— Records provided —
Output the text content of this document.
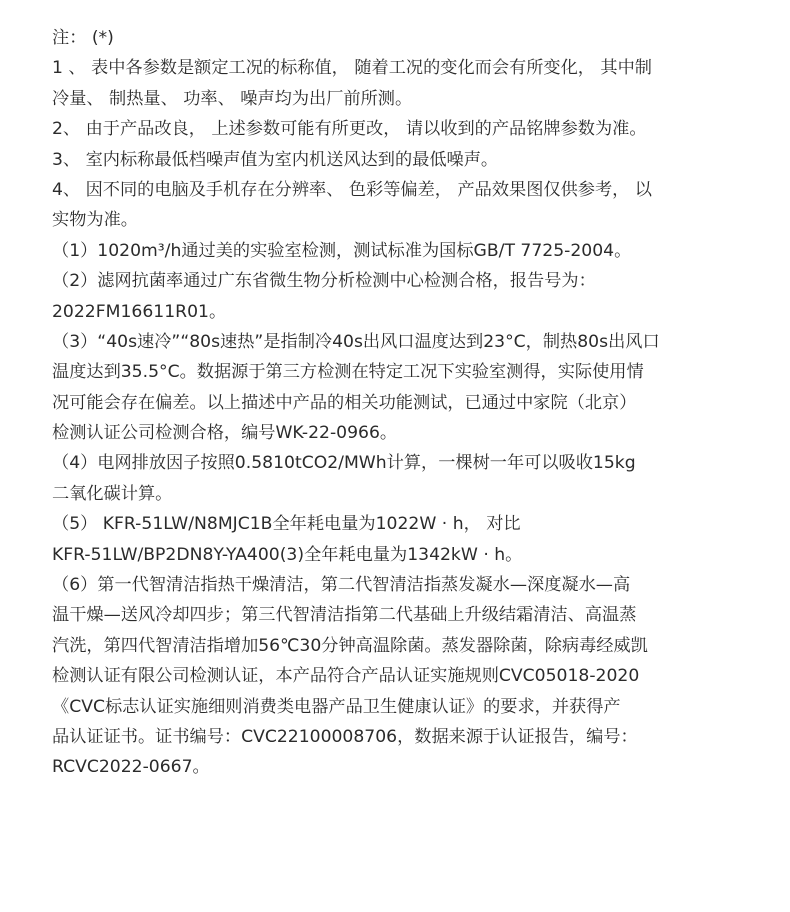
注： (*)
1 、 表中各参数是额定工况的标称值， 随着工况的变化而会有所变化， 其中制
冷量、 制热量、 功率、 噪声均为出厂前所测。
2、 由于产品改良， 上述参数可能有所更改， 请以收到的产品铭牌参数为准。
3、 室内标称最低档噪声值为室内机送风达到的最低噪声。
4、 因不同的电脑及手机存在分辨率、 色彩等偏差， 产品效果图仅供参考， 以
实物为准。
（1）1020m³/h通过美的实验室检测，测试标准为国标GB/T 7725-2004。
（2）滤网抗菌率通过广东省微生物分析检测中心检测合格，报告号为：
2022FM16611R01。
（3）“40s速冷”“80s速热”是指制冷40s出风口温度达到23°C，制热80s出风口
温度达到35.5°C。数据源于第三方检测在特定工况下实验室测得，实际使用情
况可能会存在偏差。以上描述中产品的相关功能测试，已通过中家院（北京）
检测认证公司检测合格，编号WK-22-0966。
（4）电网排放因子按照0.5810tCO2/MWh计算，一棵树一年可以吸收15kg
二氧化碳计算。
（5） KFR-51LW/N8MJC1B全年耗电量为1022W · h， 对比
KFR-51LW/BP2DN8Y-YA400(3)全年耗电量为1342kW · h。
（6）第一代智清洁指热干燥清洁，第二代智清洁指蒸发凝水—深度凝水—高
温干燥—送风冷却四步；第三代智清洁指第二代基础上升级结霜清洁、高温蒸
汽洗，第四代智清洁指增加56℃30分钟高温除菌。蒸发器除菌，除病毒经威凯
检测认证有限公司检测认证，本产品符合产品认证实施规则CVC05018-2020
《CVC标志认证实施细则消费类电器产品卫生健康认证》的要求，并获得产
品认证证书。证书编号：CVC22100008706，数据来源于认证报告，编号：
RCVC2022-0667。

— Job —
Retype all the records shown above, character for character. Omit every picture.

— Written solution —
Output the text content of this document.
注： (*)
1 、 表中各参数是额定工况的标称值， 随着工况的变化而会有所变化， 其中制
冷量、 制热量、 功率、 噪声均为出厂前所测。
2、 由于产品改良， 上述参数可能有所更改， 请以收到的产品铭牌参数为准。
3、 室内标称最低档噪声值为室内机送风达到的最低噪声。
4、 因不同的电脑及手机存在分辨率、 色彩等偏差， 产品效果图仅供参考， 以
实物为准。
（1）1020m³/h通过美的实验室检测，测试标准为国标GB/T 7725-2004。
（2）滤网抗菌率通过广东省微生物分析检测中心检测合格，报告号为：
2022FM16611R01。
（3）“40s速冷”“80s速热”是指制冷40s出风口温度达到23°C，制热80s出风口
温度达到35.5°C。数据源于第三方检测在特定工况下实验室测得，实际使用情
况可能会存在偏差。以上描述中产品的相关功能测试，已通过中家院（北京）
检测认证公司检测合格，编号WK-22-0966。
（4）电网排放因子按照0.5810tCO2/MWh计算，一棵树一年可以吸收15kg
二氧化碳计算。
（5） KFR-51LW/N8MJC1B全年耗电量为1022W · h， 对比
KFR-51LW/BP2DN8Y-YA400(3)全年耗电量为1342kW · h。
（6）第一代智清洁指热干燥清洁，第二代智清洁指蒸发凝水—深度凝水—高
温干燥—送风冷却四步；第三代智清洁指第二代基础上升级结霜清洁、高温蒸
汽洗，第四代智清洁指增加56℃30分钟高温除菌。蒸发器除菌，除病毒经威凯
检测认证有限公司检测认证，本产品符合产品认证实施规则CVC05018-2020
《CVC标志认证实施细则消费类电器产品卫生健康认证》的要求，并获得产
品认证证书。证书编号：CVC22100008706，数据来源于认证报告，编号：
RCVC2022-0667。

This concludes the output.